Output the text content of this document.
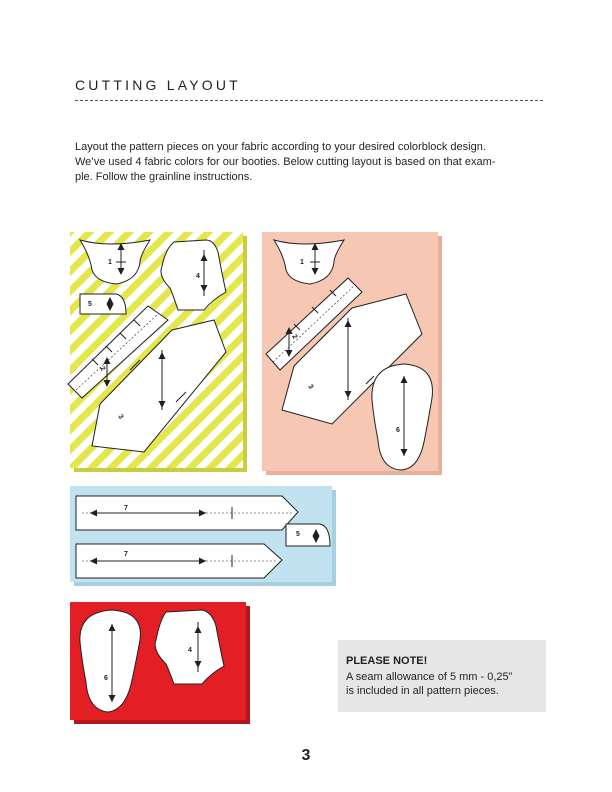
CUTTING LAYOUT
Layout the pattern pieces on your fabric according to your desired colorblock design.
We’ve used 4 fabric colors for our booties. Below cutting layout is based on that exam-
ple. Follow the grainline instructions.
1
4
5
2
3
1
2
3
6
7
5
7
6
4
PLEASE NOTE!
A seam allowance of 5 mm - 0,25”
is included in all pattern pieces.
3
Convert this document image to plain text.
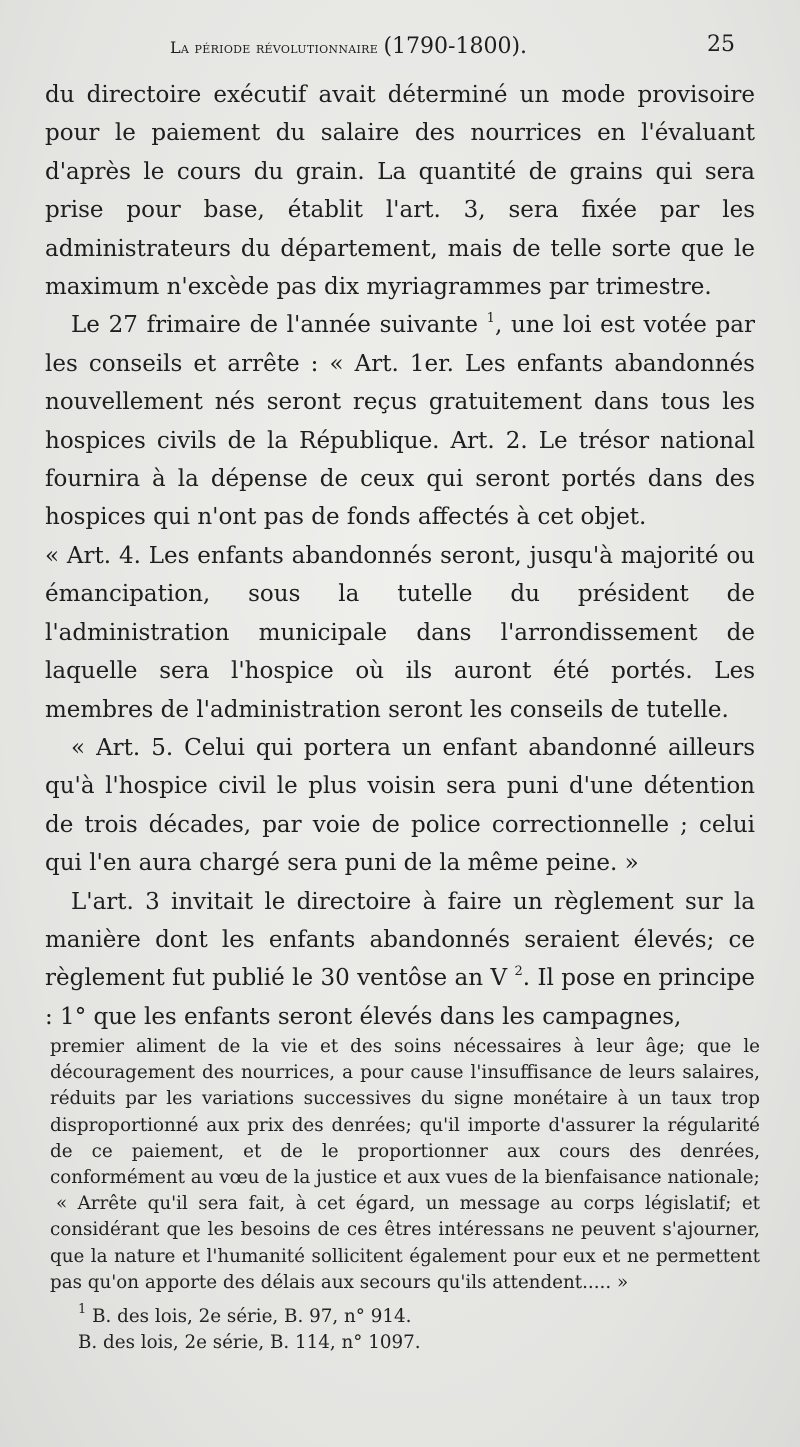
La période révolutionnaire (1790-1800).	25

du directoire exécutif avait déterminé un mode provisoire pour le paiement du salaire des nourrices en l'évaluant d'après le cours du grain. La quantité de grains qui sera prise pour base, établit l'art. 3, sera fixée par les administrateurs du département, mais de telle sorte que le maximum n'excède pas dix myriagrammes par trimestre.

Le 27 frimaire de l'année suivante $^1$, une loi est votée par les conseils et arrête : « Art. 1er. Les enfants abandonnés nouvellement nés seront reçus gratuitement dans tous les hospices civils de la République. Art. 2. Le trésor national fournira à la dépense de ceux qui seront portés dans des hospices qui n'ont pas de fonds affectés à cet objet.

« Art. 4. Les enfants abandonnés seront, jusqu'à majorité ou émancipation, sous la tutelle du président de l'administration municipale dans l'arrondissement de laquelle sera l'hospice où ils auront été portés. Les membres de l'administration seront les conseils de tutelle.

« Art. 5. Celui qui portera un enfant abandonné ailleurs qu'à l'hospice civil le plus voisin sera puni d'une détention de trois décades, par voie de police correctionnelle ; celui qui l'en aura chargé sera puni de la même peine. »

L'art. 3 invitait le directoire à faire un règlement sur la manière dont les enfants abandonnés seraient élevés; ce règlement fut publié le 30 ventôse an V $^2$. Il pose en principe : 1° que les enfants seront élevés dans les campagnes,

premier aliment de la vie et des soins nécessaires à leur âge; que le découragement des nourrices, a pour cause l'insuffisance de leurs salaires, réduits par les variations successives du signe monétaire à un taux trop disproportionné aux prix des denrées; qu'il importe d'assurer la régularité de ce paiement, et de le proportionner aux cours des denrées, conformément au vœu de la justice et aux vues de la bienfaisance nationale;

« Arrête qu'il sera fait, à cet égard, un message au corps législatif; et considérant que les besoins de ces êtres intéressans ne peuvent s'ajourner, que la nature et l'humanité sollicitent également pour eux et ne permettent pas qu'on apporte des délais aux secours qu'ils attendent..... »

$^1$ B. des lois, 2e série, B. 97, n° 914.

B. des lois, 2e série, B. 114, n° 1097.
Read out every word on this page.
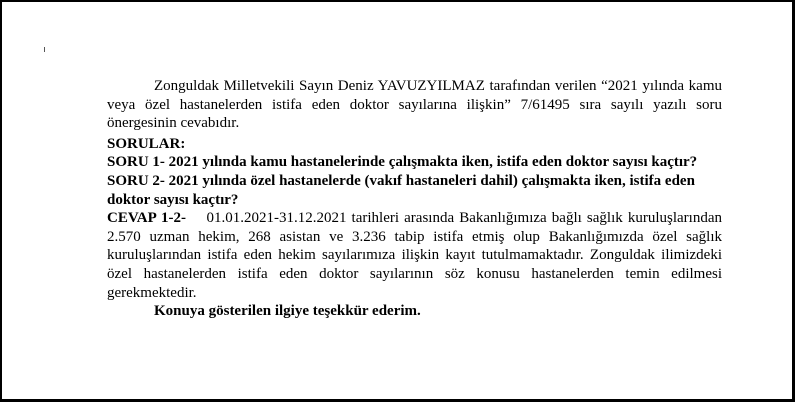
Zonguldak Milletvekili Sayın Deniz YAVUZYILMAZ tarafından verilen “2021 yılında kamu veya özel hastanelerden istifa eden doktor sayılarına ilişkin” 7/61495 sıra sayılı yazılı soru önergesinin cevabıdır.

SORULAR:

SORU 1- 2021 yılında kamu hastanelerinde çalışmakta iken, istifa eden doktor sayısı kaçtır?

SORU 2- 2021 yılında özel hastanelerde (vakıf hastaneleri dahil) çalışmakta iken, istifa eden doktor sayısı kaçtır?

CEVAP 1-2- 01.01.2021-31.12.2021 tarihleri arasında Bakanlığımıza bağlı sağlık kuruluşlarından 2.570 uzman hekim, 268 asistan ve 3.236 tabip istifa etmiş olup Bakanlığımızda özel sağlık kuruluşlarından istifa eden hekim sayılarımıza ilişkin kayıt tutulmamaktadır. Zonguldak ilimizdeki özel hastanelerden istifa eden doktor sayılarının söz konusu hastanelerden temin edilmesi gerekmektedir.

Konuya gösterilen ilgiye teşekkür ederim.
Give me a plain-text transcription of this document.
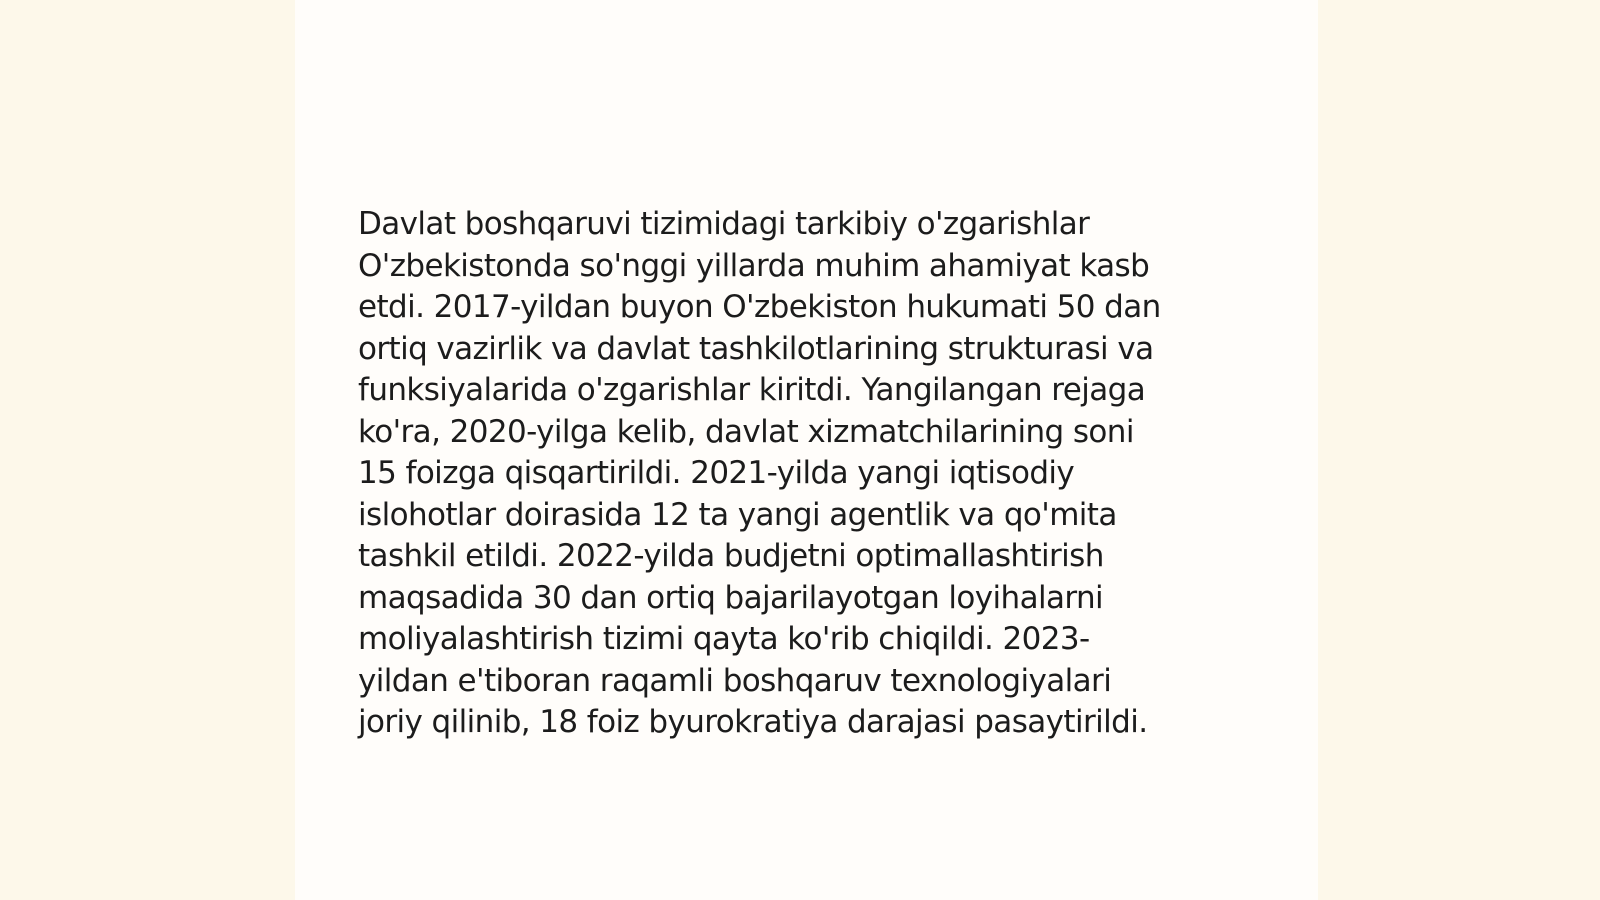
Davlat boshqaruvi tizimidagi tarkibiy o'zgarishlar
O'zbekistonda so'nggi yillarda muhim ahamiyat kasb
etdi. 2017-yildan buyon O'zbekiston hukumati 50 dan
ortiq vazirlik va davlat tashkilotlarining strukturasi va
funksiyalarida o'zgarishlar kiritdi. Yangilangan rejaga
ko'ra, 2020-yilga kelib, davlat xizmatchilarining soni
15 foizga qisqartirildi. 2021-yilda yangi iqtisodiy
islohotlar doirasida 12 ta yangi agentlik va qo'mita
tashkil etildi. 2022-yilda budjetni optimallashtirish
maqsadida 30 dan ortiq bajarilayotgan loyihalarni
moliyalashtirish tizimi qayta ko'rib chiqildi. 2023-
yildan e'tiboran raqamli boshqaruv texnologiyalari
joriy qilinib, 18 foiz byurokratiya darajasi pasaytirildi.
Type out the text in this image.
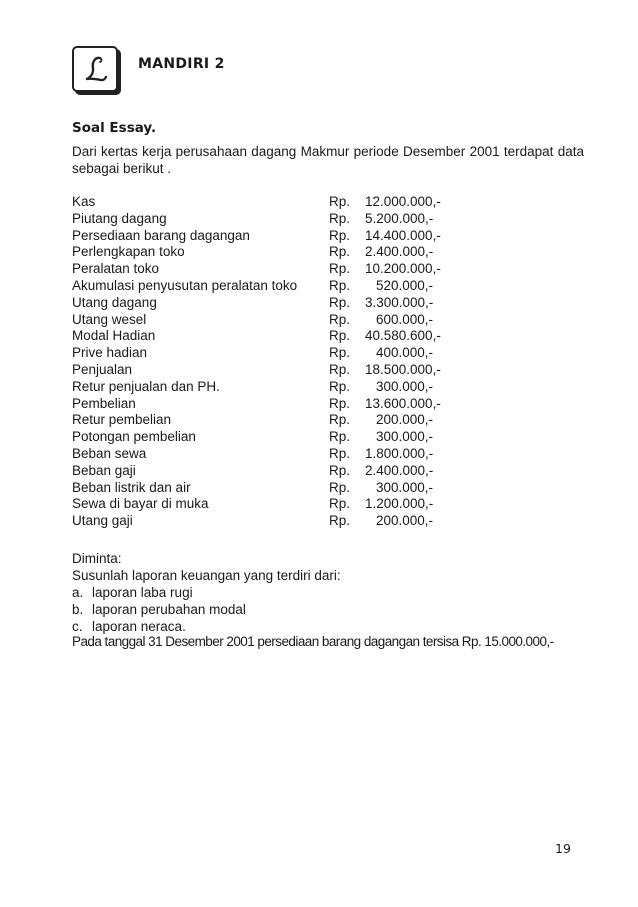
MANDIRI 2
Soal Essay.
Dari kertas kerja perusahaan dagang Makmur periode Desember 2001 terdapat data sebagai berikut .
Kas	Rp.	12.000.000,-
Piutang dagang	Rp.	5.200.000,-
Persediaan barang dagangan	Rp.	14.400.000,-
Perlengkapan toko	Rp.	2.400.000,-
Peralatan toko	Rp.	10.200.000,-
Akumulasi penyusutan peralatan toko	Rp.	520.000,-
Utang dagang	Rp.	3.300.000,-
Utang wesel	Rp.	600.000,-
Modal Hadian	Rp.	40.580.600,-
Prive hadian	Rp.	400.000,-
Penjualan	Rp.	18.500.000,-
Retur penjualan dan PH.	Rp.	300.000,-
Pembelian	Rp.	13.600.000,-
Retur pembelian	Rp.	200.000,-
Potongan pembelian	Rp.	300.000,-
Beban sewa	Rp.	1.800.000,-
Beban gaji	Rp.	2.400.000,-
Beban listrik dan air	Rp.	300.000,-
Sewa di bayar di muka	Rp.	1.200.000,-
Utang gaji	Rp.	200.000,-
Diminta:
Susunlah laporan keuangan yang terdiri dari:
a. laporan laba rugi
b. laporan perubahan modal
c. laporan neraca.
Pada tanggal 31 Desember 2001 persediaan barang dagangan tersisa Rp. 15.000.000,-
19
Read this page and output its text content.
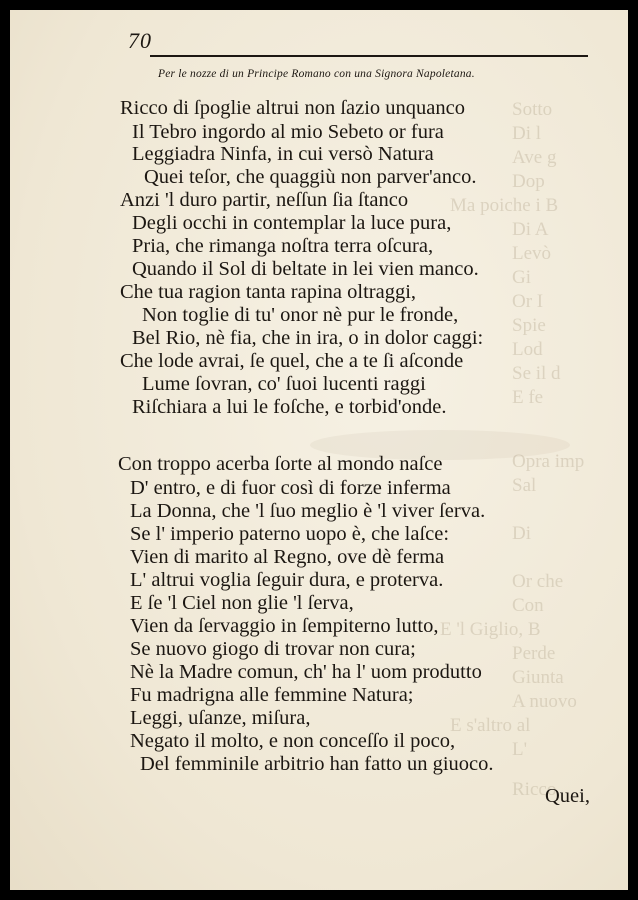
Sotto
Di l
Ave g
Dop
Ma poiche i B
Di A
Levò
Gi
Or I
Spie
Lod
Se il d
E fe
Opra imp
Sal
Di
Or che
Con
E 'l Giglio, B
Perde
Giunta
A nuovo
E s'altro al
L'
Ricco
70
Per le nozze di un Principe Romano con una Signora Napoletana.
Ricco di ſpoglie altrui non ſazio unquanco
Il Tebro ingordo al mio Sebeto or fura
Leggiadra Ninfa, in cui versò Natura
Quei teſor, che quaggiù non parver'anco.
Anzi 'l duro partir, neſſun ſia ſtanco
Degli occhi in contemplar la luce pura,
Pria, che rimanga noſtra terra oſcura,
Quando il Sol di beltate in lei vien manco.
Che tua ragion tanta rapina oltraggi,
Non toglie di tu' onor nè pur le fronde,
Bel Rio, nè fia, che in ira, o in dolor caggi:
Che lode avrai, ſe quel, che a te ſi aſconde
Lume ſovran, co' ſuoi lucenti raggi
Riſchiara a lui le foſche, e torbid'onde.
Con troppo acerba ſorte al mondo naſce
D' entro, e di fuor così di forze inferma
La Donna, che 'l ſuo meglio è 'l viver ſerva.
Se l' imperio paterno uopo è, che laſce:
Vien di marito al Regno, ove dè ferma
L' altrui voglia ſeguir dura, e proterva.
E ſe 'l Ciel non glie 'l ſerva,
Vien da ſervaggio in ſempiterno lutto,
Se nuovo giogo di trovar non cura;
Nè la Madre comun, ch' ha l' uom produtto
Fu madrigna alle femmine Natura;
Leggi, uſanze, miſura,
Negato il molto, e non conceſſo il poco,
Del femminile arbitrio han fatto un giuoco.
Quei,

• _Aim of the exercise_: Find and copy every line in the entries above where the string "pieces" occurs.

• _The solution_:
Layout the pattern pieces on your fabric according to your desired colorblock design.
is included in all pattern pieces.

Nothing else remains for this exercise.